Give every line below again, exactly.

Start of DATA SUPPLIED

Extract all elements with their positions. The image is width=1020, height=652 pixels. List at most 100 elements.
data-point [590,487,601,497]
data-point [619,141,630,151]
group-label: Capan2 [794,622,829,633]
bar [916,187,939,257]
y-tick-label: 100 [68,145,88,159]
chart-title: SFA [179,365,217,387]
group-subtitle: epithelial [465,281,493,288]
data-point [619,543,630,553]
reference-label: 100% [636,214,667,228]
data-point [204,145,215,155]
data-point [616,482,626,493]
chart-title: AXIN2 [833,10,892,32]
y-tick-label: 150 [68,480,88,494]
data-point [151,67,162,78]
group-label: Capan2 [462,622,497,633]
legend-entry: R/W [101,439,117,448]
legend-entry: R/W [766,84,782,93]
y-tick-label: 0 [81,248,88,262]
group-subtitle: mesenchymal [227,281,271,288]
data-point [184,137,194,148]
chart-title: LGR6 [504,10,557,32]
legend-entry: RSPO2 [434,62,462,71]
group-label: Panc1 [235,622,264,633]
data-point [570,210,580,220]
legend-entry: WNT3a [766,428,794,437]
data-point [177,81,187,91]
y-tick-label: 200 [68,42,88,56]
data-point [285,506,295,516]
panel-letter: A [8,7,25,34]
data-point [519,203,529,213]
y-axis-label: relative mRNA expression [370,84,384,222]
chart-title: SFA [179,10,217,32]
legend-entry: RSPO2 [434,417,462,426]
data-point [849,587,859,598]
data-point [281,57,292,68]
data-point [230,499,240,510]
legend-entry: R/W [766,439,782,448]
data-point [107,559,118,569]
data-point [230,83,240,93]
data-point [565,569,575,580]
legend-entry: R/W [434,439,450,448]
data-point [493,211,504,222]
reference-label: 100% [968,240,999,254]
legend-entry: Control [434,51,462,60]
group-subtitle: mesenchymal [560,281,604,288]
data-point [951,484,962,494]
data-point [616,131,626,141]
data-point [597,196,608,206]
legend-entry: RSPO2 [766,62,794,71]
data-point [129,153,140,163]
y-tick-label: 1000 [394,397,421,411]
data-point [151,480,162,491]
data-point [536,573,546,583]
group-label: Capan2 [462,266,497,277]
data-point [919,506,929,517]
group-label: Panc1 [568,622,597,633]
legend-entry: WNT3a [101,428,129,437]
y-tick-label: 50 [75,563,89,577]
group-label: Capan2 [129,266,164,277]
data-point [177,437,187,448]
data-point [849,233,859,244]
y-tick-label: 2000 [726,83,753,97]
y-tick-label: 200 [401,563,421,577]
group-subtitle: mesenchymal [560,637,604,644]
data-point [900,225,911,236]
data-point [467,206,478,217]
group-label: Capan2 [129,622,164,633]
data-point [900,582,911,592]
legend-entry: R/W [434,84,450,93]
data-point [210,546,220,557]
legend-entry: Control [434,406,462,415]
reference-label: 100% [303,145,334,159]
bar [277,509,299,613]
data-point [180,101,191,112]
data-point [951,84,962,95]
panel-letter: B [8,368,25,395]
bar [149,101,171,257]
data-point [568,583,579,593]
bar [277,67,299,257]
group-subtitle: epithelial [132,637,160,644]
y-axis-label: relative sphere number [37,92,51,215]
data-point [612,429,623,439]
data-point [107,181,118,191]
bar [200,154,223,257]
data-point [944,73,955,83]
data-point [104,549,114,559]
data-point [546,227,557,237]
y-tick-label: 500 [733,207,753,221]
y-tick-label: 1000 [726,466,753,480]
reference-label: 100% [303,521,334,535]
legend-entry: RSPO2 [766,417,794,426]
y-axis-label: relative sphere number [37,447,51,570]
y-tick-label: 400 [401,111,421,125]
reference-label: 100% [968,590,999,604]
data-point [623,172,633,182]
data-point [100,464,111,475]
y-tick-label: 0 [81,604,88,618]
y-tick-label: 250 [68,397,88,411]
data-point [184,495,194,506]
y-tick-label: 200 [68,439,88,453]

End of DATA SUPPLIED

§ RESPONSE AREA:
Extract all elements with their positions. The image is width=1020, height=652 pixels. List at most 100 elements.
data-point [590,487,601,497]
data-point [619,141,630,151]
group-label: Capan2 [794,622,829,633]
bar [916,187,939,257]
y-tick-label: 100 [68,145,88,159]
chart-title: SFA [179,365,217,387]
group-subtitle: epithelial [465,281,493,288]
data-point [619,543,630,553]
reference-label: 100% [636,214,667,228]
data-point [204,145,215,155]
data-point [616,482,626,493]
chart-title: AXIN2 [833,10,892,32]
y-tick-label: 150 [68,480,88,494]
data-point [151,67,162,78]
group-label: Capan2 [462,622,497,633]
legend-entry: R/W [101,439,117,448]
legend-entry: R/W [766,84,782,93]
y-tick-label: 0 [81,248,88,262]
group-subtitle: mesenchymal [227,281,271,288]
data-point [184,137,194,148]
chart-title: LGR6 [504,10,557,32]
legend-entry: RSPO2 [434,62,462,71]
group-label: Panc1 [235,622,264,633]
data-point [570,210,580,220]
legend-entry: WNT3a [766,428,794,437]
data-point [177,81,187,91]
y-tick-label: 200 [68,42,88,56]
data-point [285,506,295,516]
panel-letter: A [8,7,25,34]
data-point [519,203,529,213]
y-axis-label: relative mRNA expression [370,84,384,222]
chart-title: SFA [179,10,217,32]
legend-entry: RSPO2 [434,417,462,426]
data-point [849,587,859,598]
data-point [281,57,292,68]
data-point [230,499,240,510]
legend-entry: R/W [766,439,782,448]
data-point [107,559,118,569]
data-point [230,83,240,93]
data-point [565,569,575,580]
legend-entry: R/W [434,439,450,448]
data-point [493,211,504,222]
reference-label: 100% [968,240,999,254]
legend-entry: Control [434,51,462,60]
group-subtitle: mesenchymal [560,281,604,288]
data-point [951,484,962,494]
data-point [616,131,626,141]
data-point [597,196,608,206]
legend-entry: RSPO2 [766,62,794,71]
data-point [129,153,140,163]
y-tick-label: 1000 [394,397,421,411]
data-point [151,480,162,491]
data-point [536,573,546,583]
group-label: Capan2 [462,266,497,277]
data-point [919,506,929,517]
group-label: Panc1 [568,622,597,633]
legend-entry: WNT3a [101,428,129,437]
y-tick-label: 50 [75,563,89,577]
group-label: Capan2 [129,266,164,277]
data-point [177,437,187,448]
data-point [849,233,859,244]
y-tick-label: 2000 [726,83,753,97]
y-tick-label: 200 [401,563,421,577]
group-subtitle: mesenchymal [560,637,604,644]
data-point [900,225,911,236]
data-point [467,206,478,217]
group-label: Capan2 [129,622,164,633]
data-point [900,582,911,592]
legend-entry: R/W [434,84,450,93]
data-point [210,546,220,557]
legend-entry: Control [434,406,462,415]
reference-label: 100% [303,145,334,159]
bar [277,509,299,613]
data-point [180,101,191,112]
data-point [951,84,962,95]
panel-letter: B [8,368,25,395]
bar [149,101,171,257]
data-point [568,583,579,593]
bar [277,67,299,257]
group-subtitle: epithelial [132,637,160,644]
y-axis-label: relative sphere number [37,92,51,215]
data-point [612,429,623,439]
data-point [107,181,118,191]
bar [200,154,223,257]
data-point [944,73,955,83]
data-point [104,549,114,559]
data-point [546,227,557,237]
y-tick-label: 500 [733,207,753,221]
y-tick-label: 1000 [726,466,753,480]
reference-label: 100% [303,521,334,535]
legend-entry: RSPO2 [766,417,794,426]
y-axis-label: relative sphere number [37,447,51,570]
y-tick-label: 400 [401,111,421,125]
reference-label: 100% [968,590,999,604]
data-point [623,172,633,182]
data-point [100,464,111,475]
y-tick-label: 0 [81,604,88,618]
y-tick-label: 250 [68,397,88,411]
data-point [184,495,194,506]
y-tick-label: 200 [68,439,88,453]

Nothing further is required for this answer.